» **What you need to do**: Copy out every line exactly as given.

====== Given data

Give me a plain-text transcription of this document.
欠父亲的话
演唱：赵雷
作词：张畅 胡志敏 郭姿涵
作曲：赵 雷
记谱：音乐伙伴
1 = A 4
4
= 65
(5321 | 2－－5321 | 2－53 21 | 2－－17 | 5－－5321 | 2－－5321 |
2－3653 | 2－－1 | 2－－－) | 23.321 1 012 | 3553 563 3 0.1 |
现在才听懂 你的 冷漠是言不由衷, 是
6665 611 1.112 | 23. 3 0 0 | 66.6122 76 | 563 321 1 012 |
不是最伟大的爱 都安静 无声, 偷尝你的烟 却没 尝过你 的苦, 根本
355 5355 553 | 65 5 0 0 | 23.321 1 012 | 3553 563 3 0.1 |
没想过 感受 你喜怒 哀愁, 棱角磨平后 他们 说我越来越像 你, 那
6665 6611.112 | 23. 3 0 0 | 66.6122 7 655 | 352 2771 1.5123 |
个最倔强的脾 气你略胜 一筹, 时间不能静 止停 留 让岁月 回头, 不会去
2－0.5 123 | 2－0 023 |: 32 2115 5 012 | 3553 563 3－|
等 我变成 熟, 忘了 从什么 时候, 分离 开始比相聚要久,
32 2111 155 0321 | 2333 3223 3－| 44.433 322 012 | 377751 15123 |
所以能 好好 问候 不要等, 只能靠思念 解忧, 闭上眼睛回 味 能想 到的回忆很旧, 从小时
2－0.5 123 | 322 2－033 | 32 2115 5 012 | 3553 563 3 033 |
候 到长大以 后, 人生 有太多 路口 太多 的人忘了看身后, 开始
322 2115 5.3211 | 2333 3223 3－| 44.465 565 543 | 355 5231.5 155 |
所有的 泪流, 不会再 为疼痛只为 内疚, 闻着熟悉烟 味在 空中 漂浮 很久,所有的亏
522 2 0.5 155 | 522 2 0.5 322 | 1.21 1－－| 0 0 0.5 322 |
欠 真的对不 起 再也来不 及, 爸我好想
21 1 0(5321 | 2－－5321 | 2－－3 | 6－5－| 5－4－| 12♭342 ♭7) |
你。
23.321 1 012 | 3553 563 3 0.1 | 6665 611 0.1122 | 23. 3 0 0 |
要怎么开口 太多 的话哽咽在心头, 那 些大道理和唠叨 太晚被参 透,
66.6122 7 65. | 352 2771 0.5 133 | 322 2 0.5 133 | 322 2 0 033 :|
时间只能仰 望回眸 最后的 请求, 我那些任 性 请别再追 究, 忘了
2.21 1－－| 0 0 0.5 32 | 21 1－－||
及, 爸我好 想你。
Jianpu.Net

============

» **Answer to this task**:
Give me a plain-text transcription of this document.
欠父亲的话
演唱：赵雷
作词：张畅 胡志敏 郭姿涵
作曲：赵 雷
记谱：音乐伙伴
1 = A 4
4
= 65
(5321 | 2－－5321 | 2－53 21 | 2－－17 | 5－－5321 | 2－－5321 |
2－3653 | 2－－1 | 2－－－) | 23.321 1 012 | 3553 563 3 0.1 |
现在才听懂 你的 冷漠是言不由衷, 是
6665 611 1.112 | 23. 3 0 0 | 66.6122 76 | 563 321 1 012 |
不是最伟大的爱 都安静 无声, 偷尝你的烟 却没 尝过你 的苦, 根本
355 5355 553 | 65 5 0 0 | 23.321 1 012 | 3553 563 3 0.1 |
没想过 感受 你喜怒 哀愁, 棱角磨平后 他们 说我越来越像 你, 那
6665 6611.112 | 23. 3 0 0 | 66.6122 7 655 | 352 2771 1.5123 |
个最倔强的脾 气你略胜 一筹, 时间不能静 止停 留 让岁月 回头, 不会去
2－0.5 123 | 2－0 023 |: 32 2115 5 012 | 3553 563 3－|
等 我变成 熟, 忘了 从什么 时候, 分离 开始比相聚要久,
32 2111 155 0321 | 2333 3223 3－| 44.433 322 012 | 377751 15123 |
所以能 好好 问候 不要等, 只能靠思念 解忧, 闭上眼睛回 味 能想 到的回忆很旧, 从小时
2－0.5 123 | 322 2－033 | 32 2115 5 012 | 3553 563 3 033 |
候 到长大以 后, 人生 有太多 路口 太多 的人忘了看身后, 开始
322 2115 5.3211 | 2333 3223 3－| 44.465 565 543 | 355 5231.5 155 |
所有的 泪流, 不会再 为疼痛只为 内疚, 闻着熟悉烟 味在 空中 漂浮 很久,所有的亏
522 2 0.5 155 | 522 2 0.5 322 | 1.21 1－－| 0 0 0.5 322 |
欠 真的对不 起 再也来不 及, 爸我好想
21 1 0(5321 | 2－－5321 | 2－－3 | 6－5－| 5－4－| 12♭342 ♭7) |
你。
23.321 1 012 | 3553 563 3 0.1 | 6665 611 0.1122 | 23. 3 0 0 |
要怎么开口 太多 的话哽咽在心头, 那 些大道理和唠叨 太晚被参 透,
66.6122 7 65. | 352 2771 0.5 133 | 322 2 0.5 133 | 322 2 0 033 :|
时间只能仰 望回眸 最后的 请求, 我那些任 性 请别再追 究, 忘了
2.21 1－－| 0 0 0.5 32 | 21 1－－||
及, 爸我好 想你。
Jianpu.Net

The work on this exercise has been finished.